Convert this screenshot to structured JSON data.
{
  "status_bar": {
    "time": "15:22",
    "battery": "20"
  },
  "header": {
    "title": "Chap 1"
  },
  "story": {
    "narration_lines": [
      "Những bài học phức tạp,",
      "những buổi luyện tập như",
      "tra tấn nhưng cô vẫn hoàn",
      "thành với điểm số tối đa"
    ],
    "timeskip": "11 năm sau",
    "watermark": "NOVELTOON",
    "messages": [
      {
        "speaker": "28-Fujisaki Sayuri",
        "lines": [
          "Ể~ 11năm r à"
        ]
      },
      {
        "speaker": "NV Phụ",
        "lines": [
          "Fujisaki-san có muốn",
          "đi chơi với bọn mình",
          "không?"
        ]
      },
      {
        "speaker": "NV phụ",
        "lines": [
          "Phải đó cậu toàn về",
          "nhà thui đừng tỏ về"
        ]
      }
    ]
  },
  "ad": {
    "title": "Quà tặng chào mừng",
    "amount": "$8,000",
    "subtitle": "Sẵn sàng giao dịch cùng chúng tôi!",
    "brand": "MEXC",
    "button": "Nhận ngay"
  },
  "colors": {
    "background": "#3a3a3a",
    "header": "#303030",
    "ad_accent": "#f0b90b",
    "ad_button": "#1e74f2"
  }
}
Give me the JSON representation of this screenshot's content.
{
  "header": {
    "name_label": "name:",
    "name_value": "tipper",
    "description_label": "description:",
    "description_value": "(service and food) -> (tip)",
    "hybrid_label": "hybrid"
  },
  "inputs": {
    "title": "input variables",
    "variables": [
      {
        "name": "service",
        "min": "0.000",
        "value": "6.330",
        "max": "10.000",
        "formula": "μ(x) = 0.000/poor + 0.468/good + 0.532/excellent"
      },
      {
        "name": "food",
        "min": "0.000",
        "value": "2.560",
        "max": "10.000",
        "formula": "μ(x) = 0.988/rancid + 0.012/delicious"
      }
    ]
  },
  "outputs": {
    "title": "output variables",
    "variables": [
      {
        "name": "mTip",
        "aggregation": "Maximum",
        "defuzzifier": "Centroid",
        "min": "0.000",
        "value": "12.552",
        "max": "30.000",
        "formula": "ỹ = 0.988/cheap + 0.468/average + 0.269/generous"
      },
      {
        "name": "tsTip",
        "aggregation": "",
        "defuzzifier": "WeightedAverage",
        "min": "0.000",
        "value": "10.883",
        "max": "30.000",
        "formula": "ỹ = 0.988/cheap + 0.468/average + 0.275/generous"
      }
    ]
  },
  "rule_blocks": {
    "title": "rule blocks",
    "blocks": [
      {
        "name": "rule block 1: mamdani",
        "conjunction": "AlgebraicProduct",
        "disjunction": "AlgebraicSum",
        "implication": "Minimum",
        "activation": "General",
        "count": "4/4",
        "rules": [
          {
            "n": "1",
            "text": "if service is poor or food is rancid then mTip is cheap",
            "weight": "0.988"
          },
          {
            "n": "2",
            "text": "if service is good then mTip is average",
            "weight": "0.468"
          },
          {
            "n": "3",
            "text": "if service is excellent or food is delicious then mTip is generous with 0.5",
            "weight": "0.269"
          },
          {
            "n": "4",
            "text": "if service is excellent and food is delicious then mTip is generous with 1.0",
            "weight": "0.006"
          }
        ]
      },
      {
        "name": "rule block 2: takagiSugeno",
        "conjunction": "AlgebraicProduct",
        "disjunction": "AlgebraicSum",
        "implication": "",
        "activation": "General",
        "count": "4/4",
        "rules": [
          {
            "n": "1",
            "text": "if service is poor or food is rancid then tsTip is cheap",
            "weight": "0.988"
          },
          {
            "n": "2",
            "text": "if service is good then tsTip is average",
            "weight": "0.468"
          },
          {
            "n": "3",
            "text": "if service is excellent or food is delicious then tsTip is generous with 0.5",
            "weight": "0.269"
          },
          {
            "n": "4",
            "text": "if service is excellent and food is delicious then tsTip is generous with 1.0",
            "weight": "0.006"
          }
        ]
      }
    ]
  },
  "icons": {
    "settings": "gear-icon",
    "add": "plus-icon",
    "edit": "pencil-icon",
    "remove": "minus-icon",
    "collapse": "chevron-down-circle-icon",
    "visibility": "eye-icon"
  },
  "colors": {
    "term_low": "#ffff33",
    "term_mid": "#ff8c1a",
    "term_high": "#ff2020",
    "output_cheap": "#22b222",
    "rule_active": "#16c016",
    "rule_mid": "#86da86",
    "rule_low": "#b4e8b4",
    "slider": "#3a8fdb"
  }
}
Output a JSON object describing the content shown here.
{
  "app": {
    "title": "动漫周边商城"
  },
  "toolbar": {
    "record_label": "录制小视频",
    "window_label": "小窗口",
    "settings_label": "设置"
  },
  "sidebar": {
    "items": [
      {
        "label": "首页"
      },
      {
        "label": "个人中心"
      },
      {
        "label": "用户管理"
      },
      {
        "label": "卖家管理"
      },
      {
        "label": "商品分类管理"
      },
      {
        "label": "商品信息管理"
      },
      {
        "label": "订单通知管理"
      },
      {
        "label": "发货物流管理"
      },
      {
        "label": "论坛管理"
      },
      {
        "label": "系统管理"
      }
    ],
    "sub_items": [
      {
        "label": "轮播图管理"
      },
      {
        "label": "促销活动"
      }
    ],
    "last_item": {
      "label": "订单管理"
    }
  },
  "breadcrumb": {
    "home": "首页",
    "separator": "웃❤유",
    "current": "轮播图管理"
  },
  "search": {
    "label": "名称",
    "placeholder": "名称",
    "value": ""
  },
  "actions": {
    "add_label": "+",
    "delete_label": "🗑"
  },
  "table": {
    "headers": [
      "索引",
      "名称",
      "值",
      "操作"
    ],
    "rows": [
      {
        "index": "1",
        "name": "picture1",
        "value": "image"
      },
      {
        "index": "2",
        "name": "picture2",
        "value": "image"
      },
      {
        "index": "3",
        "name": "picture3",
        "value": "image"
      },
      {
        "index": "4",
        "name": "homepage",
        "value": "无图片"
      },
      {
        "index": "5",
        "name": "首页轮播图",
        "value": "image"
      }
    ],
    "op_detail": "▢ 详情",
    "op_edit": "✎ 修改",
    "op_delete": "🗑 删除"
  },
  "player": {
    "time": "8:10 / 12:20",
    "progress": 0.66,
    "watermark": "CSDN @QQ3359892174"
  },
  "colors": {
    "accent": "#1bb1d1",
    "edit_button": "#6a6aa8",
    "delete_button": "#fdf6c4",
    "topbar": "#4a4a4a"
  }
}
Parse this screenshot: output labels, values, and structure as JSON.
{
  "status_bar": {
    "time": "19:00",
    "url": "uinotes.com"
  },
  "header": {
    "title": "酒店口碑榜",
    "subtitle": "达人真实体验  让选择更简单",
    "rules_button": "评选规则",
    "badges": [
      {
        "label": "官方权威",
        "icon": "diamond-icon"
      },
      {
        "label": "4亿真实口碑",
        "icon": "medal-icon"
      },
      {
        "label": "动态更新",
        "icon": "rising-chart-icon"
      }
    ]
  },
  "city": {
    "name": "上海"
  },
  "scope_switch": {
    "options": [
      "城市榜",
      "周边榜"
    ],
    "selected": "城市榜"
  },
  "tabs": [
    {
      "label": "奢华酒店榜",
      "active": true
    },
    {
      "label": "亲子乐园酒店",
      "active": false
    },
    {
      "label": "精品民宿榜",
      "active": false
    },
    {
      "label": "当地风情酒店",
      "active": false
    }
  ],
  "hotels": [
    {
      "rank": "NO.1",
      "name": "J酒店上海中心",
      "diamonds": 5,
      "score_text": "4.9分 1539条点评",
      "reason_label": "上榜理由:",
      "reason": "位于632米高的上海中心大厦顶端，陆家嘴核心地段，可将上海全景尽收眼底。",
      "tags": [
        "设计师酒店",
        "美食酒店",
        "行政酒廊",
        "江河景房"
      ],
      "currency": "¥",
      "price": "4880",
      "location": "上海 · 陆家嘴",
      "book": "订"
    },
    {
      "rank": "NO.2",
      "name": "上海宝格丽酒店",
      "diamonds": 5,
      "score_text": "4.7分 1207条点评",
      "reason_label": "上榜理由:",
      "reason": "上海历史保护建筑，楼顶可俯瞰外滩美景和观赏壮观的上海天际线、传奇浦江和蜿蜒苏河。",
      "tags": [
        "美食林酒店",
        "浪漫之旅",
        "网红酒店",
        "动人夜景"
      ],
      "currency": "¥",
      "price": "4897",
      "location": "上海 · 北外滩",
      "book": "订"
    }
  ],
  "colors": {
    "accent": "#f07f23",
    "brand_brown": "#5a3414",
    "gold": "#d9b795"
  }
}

:::::

**EXERCISE OBJECTIVE**
Pull out and copy each line containing the string "screenshot".

**CORRECT RESPONSE**
Convert this screenshot to structured JSON data.
Give me the JSON representation of this screenshot's content.
Parse this screenshot: output labels, values, and structure as JSON.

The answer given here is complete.